TO BE DONE:
Beneath this sentence is a set of records; write each of them out exactly.

# start of RAW DATA

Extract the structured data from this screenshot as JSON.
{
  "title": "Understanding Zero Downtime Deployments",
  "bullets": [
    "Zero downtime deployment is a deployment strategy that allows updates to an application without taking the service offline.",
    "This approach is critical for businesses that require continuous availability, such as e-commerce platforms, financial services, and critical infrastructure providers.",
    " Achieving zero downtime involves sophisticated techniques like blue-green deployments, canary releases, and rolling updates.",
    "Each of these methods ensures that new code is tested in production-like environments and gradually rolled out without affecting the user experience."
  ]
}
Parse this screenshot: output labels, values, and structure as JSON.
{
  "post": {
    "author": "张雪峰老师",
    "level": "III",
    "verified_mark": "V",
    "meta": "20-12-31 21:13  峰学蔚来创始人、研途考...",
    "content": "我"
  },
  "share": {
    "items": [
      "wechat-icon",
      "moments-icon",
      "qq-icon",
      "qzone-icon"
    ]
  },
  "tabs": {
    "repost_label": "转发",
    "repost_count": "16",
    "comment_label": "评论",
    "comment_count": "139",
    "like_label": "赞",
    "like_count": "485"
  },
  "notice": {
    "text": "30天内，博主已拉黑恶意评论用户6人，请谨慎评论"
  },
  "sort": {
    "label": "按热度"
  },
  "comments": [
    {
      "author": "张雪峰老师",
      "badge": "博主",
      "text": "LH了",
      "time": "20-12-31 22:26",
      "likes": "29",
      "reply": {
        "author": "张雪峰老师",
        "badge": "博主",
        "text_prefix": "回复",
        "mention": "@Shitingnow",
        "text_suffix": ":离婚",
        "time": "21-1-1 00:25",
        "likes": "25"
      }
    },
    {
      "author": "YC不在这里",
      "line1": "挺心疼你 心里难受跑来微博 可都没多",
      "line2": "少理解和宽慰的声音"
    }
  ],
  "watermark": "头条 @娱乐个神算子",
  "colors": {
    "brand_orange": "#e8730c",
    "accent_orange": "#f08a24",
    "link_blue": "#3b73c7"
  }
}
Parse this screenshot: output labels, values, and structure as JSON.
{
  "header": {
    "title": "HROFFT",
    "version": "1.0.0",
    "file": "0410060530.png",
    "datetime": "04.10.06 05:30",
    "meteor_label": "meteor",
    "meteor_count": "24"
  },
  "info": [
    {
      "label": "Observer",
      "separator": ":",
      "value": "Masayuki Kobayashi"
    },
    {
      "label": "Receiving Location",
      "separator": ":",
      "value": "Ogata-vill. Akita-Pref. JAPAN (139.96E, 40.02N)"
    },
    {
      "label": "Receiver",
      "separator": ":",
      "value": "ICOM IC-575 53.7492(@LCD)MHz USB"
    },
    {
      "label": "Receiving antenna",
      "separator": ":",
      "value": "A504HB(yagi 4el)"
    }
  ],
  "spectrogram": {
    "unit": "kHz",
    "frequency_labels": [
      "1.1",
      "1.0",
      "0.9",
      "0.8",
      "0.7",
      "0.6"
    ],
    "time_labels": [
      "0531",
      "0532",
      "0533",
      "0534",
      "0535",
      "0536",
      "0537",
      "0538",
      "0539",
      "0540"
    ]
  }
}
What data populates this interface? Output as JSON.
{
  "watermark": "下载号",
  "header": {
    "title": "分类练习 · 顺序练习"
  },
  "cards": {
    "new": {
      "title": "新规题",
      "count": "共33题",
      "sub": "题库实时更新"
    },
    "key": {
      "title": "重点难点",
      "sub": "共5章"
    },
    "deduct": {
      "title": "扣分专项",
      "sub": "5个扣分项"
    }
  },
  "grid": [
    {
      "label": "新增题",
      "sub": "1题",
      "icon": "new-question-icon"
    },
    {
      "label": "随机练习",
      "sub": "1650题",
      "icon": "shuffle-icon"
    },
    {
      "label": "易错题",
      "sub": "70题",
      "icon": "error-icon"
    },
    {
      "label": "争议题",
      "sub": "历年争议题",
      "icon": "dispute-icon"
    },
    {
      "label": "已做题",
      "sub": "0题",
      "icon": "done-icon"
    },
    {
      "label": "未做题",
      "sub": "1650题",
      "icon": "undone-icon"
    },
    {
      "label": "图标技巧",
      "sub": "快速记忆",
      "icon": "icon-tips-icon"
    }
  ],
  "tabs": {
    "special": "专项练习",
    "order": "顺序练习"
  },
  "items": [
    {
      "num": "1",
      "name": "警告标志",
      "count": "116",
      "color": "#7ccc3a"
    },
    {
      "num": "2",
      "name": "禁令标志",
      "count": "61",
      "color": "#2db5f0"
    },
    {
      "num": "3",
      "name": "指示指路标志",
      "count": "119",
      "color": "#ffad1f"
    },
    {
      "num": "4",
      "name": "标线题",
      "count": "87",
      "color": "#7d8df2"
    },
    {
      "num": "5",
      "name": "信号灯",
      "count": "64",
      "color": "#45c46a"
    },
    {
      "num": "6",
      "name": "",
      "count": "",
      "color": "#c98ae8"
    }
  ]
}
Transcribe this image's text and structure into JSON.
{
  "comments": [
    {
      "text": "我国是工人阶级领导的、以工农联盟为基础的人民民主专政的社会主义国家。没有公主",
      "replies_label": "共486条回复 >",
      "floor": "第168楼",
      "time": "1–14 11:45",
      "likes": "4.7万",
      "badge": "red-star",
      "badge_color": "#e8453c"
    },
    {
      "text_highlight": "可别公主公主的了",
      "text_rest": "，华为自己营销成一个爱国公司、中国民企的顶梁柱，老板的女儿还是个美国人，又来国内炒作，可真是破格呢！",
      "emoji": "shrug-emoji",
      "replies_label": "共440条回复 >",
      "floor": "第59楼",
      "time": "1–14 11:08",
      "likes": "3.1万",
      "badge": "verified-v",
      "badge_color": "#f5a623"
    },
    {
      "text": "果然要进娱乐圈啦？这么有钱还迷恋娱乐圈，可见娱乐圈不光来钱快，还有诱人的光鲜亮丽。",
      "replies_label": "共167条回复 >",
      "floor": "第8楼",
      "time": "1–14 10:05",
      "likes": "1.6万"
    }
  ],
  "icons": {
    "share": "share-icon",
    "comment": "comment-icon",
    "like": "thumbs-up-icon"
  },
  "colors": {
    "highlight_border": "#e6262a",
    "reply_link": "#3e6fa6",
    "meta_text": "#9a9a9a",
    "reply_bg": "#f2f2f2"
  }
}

# end of RAW DATA

EXERCISE ANSWER:
Extract the structured data from this screenshot as JSON.
{
  "title": "Understanding Zero Downtime Deployments",
  "bullets": [
    "Zero downtime deployment is a deployment strategy that allows updates to an application without taking the service offline.",
    "This approach is critical for businesses that require continuous availability, such as e-commerce platforms, financial services, and critical infrastructure providers.",
    " Achieving zero downtime involves sophisticated techniques like blue-green deployments, canary releases, and rolling updates.",
    "Each of these methods ensures that new code is tested in production-like environments and gradually rolled out without affecting the user experience."
  ]
}
Parse this screenshot: output labels, values, and structure as JSON.
{
  "post": {
    "author": "张雪峰老师",
    "level": "III",
    "verified_mark": "V",
    "meta": "20-12-31 21:13  峰学蔚来创始人、研途考...",
    "content": "我"
  },
  "share": {
    "items": [
      "wechat-icon",
      "moments-icon",
      "qq-icon",
      "qzone-icon"
    ]
  },
  "tabs": {
    "repost_label": "转发",
    "repost_count": "16",
    "comment_label": "评论",
    "comment_count": "139",
    "like_label": "赞",
    "like_count": "485"
  },
  "notice": {
    "text": "30天内，博主已拉黑恶意评论用户6人，请谨慎评论"
  },
  "sort": {
    "label": "按热度"
  },
  "comments": [
    {
      "author": "张雪峰老师",
      "badge": "博主",
      "text": "LH了",
      "time": "20-12-31 22:26",
      "likes": "29",
      "reply": {
        "author": "张雪峰老师",
        "badge": "博主",
        "text_prefix": "回复",
        "mention": "@Shitingnow",
        "text_suffix": ":离婚",
        "time": "21-1-1 00:25",
        "likes": "25"
      }
    },
    {
      "author": "YC不在这里",
      "line1": "挺心疼你 心里难受跑来微博 可都没多",
      "line2": "少理解和宽慰的声音"
    }
  ],
  "watermark": "头条 @娱乐个神算子",
  "colors": {
    "brand_orange": "#e8730c",
    "accent_orange": "#f08a24",
    "link_blue": "#3b73c7"
  }
}
Parse this screenshot: output labels, values, and structure as JSON.
{
  "header": {
    "title": "HROFFT",
    "version": "1.0.0",
    "file": "0410060530.png",
    "datetime": "04.10.06 05:30",
    "meteor_label": "meteor",
    "meteor_count": "24"
  },
  "info": [
    {
      "label": "Observer",
      "separator": ":",
      "value": "Masayuki Kobayashi"
    },
    {
      "label": "Receiving Location",
      "separator": ":",
      "value": "Ogata-vill. Akita-Pref. JAPAN (139.96E, 40.02N)"
    },
    {
      "label": "Receiver",
      "separator": ":",
      "value": "ICOM IC-575 53.7492(@LCD)MHz USB"
    },
    {
      "label": "Receiving antenna",
      "separator": ":",
      "value": "A504HB(yagi 4el)"
    }
  ],
  "spectrogram": {
    "unit": "kHz",
    "frequency_labels": [
      "1.1",
      "1.0",
      "0.9",
      "0.8",
      "0.7",
      "0.6"
    ],
    "time_labels": [
      "0531",
      "0532",
      "0533",
      "0534",
      "0535",
      "0536",
      "0537",
      "0538",
      "0539",
      "0540"
    ]
  }
}
What data populates this interface? Output as JSON.
{
  "watermark": "下载号",
  "header": {
    "title": "分类练习 · 顺序练习"
  },
  "cards": {
    "new": {
      "title": "新规题",
      "count": "共33题",
      "sub": "题库实时更新"
    },
    "key": {
      "title": "重点难点",
      "sub": "共5章"
    },
    "deduct": {
      "title": "扣分专项",
      "sub": "5个扣分项"
    }
  },
  "grid": [
    {
      "label": "新增题",
      "sub": "1题",
      "icon": "new-question-icon"
    },
    {
      "label": "随机练习",
      "sub": "1650题",
      "icon": "shuffle-icon"
    },
    {
      "label": "易错题",
      "sub": "70题",
      "icon": "error-icon"
    },
    {
      "label": "争议题",
      "sub": "历年争议题",
      "icon": "dispute-icon"
    },
    {
      "label": "已做题",
      "sub": "0题",
      "icon": "done-icon"
    },
    {
      "label": "未做题",
      "sub": "1650题",
      "icon": "undone-icon"
    },
    {
      "label": "图标技巧",
      "sub": "快速记忆",
      "icon": "icon-tips-icon"
    }
  ],
  "tabs": {
    "special": "专项练习",
    "order": "顺序练习"
  },
  "items": [
    {
      "num": "1",
      "name": "警告标志",
      "count": "116",
      "color": "#7ccc3a"
    },
    {
      "num": "2",
      "name": "禁令标志",
      "count": "61",
      "color": "#2db5f0"
    },
    {
      "num": "3",
      "name": "指示指路标志",
      "count": "119",
      "color": "#ffad1f"
    },
    {
      "num": "4",
      "name": "标线题",
      "count": "87",
      "color": "#7d8df2"
    },
    {
      "num": "5",
      "name": "信号灯",
      "count": "64",
      "color": "#45c46a"
    },
    {
      "num": "6",
      "name": "",
      "count": "",
      "color": "#c98ae8"
    }
  ]
}
Transcribe this image's text and structure into JSON.
{
  "comments": [
    {
      "text": "我国是工人阶级领导的、以工农联盟为基础的人民民主专政的社会主义国家。没有公主",
      "replies_label": "共486条回复 >",
      "floor": "第168楼",
      "time": "1–14 11:45",
      "likes": "4.7万",
      "badge": "red-star",
      "badge_color": "#e8453c"
    },
    {
      "text_highlight": "可别公主公主的了",
      "text_rest": "，华为自己营销成一个爱国公司、中国民企的顶梁柱，老板的女儿还是个美国人，又来国内炒作，可真是破格呢！",
      "emoji": "shrug-emoji",
      "replies_label": "共440条回复 >",
      "floor": "第59楼",
      "time": "1–14 11:08",
      "likes": "3.1万",
      "badge": "verified-v",
      "badge_color": "#f5a623"
    },
    {
      "text": "果然要进娱乐圈啦？这么有钱还迷恋娱乐圈，可见娱乐圈不光来钱快，还有诱人的光鲜亮丽。",
      "replies_label": "共167条回复 >",
      "floor": "第8楼",
      "time": "1–14 10:05",
      "likes": "1.6万"
    }
  ],
  "icons": {
    "share": "share-icon",
    "comment": "comment-icon",
    "like": "thumbs-up-icon"
  },
  "colors": {
    "highlight_border": "#e6262a",
    "reply_link": "#3e6fa6",
    "meta_text": "#9a9a9a",
    "reply_bg": "#f2f2f2"
  }
}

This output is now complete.